═══ Extracted records
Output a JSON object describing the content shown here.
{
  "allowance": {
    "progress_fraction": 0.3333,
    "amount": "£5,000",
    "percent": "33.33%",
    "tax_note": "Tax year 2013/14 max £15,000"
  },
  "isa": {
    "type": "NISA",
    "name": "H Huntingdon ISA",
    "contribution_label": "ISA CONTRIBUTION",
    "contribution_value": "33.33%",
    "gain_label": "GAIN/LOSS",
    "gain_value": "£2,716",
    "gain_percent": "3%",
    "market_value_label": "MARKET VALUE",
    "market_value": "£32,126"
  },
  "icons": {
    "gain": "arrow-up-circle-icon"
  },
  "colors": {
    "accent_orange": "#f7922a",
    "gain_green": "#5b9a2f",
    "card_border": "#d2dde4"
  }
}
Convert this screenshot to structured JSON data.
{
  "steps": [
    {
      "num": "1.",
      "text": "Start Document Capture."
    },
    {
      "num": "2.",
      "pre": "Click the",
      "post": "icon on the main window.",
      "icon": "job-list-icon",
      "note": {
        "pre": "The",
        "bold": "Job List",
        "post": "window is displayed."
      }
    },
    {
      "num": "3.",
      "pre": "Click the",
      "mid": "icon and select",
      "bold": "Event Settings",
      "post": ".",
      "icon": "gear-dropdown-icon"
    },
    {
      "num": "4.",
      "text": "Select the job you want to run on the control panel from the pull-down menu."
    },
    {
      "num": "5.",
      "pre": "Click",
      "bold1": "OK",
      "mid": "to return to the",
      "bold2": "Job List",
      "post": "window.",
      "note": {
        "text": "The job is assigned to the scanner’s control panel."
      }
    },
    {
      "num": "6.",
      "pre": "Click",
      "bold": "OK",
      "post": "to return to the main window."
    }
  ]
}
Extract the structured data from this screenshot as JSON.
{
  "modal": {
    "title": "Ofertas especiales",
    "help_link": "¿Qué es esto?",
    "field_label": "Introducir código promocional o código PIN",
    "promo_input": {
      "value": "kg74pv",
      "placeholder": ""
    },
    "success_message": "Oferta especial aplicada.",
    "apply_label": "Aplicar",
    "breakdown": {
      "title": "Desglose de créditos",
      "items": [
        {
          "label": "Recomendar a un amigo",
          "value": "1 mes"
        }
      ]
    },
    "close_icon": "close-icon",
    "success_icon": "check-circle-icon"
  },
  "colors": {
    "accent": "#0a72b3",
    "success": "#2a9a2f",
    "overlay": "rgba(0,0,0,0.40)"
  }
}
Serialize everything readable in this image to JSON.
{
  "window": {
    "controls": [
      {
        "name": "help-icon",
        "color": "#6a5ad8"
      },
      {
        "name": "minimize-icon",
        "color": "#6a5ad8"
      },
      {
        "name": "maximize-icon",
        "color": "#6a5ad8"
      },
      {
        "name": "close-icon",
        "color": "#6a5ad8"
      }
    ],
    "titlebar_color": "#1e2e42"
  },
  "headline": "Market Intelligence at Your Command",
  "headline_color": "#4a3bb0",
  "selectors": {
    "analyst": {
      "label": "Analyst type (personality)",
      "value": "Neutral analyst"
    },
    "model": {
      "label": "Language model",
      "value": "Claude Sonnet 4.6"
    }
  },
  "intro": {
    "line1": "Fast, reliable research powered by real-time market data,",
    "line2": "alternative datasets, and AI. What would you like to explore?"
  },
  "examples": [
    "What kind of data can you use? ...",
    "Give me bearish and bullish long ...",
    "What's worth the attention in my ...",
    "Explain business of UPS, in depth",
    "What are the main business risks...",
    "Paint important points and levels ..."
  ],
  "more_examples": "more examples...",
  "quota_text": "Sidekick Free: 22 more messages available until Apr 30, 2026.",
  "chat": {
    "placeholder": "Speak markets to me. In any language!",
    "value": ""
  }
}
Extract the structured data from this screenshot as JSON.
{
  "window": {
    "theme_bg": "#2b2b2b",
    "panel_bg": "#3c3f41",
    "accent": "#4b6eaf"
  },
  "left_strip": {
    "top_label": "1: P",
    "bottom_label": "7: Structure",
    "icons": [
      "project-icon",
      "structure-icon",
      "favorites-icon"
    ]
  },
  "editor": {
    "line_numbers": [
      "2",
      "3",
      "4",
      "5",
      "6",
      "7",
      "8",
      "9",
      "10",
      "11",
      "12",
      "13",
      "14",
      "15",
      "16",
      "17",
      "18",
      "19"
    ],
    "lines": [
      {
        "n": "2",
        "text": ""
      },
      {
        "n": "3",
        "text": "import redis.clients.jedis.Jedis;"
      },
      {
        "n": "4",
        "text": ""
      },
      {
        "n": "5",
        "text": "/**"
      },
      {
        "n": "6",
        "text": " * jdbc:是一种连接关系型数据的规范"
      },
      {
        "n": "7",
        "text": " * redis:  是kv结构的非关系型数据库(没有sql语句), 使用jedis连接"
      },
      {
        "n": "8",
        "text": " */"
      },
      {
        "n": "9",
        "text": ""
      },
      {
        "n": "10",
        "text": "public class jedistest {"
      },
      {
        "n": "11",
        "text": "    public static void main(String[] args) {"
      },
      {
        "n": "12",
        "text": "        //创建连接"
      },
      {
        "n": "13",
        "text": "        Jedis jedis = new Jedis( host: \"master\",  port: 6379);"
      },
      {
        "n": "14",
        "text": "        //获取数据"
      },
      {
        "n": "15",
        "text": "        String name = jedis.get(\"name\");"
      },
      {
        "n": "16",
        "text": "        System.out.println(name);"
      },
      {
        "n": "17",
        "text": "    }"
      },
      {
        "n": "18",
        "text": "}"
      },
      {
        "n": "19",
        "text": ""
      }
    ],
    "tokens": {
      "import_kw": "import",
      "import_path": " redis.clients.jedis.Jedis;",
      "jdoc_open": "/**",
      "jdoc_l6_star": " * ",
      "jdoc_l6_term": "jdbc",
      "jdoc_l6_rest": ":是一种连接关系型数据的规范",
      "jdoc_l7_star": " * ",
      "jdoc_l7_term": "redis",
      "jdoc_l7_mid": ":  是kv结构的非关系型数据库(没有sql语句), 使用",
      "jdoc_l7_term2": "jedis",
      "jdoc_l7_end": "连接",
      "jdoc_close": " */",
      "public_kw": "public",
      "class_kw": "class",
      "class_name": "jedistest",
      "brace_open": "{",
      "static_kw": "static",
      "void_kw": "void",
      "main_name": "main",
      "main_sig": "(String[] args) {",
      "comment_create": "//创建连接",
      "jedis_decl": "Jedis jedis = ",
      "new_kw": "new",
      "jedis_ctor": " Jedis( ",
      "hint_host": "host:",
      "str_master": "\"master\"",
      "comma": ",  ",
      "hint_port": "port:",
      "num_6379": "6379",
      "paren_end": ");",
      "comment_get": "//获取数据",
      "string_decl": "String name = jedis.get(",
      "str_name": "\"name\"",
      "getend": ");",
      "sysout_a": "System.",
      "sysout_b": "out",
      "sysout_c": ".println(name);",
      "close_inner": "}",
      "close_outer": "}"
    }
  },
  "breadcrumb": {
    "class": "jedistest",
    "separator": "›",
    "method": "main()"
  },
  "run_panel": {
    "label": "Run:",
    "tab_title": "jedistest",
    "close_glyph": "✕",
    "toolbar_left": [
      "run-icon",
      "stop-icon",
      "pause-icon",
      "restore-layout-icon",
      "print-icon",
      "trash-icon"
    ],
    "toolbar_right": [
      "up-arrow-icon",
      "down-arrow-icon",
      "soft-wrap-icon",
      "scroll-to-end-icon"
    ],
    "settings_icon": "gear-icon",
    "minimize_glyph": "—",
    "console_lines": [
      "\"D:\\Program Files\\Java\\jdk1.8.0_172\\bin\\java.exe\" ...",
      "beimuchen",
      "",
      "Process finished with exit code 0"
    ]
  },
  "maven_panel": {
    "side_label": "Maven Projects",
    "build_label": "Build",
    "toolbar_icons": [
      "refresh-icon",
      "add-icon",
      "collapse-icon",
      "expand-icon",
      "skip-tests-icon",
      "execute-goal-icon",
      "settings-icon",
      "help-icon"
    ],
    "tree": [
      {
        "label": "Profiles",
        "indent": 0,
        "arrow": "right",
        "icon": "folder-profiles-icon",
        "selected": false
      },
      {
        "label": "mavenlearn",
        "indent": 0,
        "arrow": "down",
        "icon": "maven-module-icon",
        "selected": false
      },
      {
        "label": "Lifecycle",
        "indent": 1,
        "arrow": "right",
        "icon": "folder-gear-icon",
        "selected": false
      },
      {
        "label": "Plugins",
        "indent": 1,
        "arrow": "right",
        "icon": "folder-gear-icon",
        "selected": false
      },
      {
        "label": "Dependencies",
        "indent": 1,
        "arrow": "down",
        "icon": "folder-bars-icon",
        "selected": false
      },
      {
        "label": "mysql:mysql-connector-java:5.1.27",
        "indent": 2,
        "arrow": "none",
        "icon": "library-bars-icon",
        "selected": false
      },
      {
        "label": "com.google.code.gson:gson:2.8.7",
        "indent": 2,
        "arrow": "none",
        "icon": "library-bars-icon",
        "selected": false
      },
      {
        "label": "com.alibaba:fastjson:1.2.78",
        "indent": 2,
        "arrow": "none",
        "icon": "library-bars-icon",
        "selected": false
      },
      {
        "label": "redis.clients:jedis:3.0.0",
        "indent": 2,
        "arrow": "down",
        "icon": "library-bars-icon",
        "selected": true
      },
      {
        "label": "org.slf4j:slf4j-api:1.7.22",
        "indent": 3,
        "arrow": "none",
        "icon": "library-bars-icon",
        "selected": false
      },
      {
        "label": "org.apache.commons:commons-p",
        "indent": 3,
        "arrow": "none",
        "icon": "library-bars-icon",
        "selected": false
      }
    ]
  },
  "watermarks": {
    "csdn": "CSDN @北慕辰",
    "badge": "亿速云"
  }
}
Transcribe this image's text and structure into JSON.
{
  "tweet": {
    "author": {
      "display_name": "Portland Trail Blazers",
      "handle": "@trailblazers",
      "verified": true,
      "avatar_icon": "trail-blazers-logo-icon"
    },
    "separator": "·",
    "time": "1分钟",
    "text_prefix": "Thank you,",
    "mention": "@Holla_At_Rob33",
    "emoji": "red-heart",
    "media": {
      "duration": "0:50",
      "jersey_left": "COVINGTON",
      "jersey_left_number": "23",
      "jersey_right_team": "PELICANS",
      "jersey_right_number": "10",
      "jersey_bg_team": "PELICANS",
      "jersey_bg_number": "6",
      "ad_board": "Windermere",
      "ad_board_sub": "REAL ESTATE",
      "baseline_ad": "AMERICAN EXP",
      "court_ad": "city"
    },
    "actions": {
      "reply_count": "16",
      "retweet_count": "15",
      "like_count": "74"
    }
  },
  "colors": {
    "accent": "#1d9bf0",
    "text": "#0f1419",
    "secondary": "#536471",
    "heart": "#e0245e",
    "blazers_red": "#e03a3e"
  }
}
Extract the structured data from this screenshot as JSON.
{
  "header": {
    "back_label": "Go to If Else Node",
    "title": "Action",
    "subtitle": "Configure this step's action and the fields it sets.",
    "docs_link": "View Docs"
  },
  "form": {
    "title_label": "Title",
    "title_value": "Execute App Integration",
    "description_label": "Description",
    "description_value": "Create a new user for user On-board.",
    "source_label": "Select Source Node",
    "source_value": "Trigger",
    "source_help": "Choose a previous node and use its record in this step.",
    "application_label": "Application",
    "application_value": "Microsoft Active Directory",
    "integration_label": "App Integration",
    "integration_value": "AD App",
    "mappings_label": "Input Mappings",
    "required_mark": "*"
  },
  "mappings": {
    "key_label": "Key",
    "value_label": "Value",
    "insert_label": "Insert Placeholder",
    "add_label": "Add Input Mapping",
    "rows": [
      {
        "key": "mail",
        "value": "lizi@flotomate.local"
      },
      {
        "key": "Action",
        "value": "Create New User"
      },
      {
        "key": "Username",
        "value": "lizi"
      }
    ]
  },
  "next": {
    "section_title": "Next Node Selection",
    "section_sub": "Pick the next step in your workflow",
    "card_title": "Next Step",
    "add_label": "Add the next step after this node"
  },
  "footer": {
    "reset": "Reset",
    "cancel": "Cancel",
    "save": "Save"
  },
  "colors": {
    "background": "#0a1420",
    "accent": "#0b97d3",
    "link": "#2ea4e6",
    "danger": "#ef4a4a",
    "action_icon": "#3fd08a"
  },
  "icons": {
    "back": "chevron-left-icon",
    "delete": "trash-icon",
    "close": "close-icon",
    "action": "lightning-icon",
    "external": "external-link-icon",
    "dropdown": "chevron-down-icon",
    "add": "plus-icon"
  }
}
══════
▶ Aim: Report the number of lines in the listing that include the string "是kv结构的非关系型数据库"; give nothing but the number.

▶ Task result: 2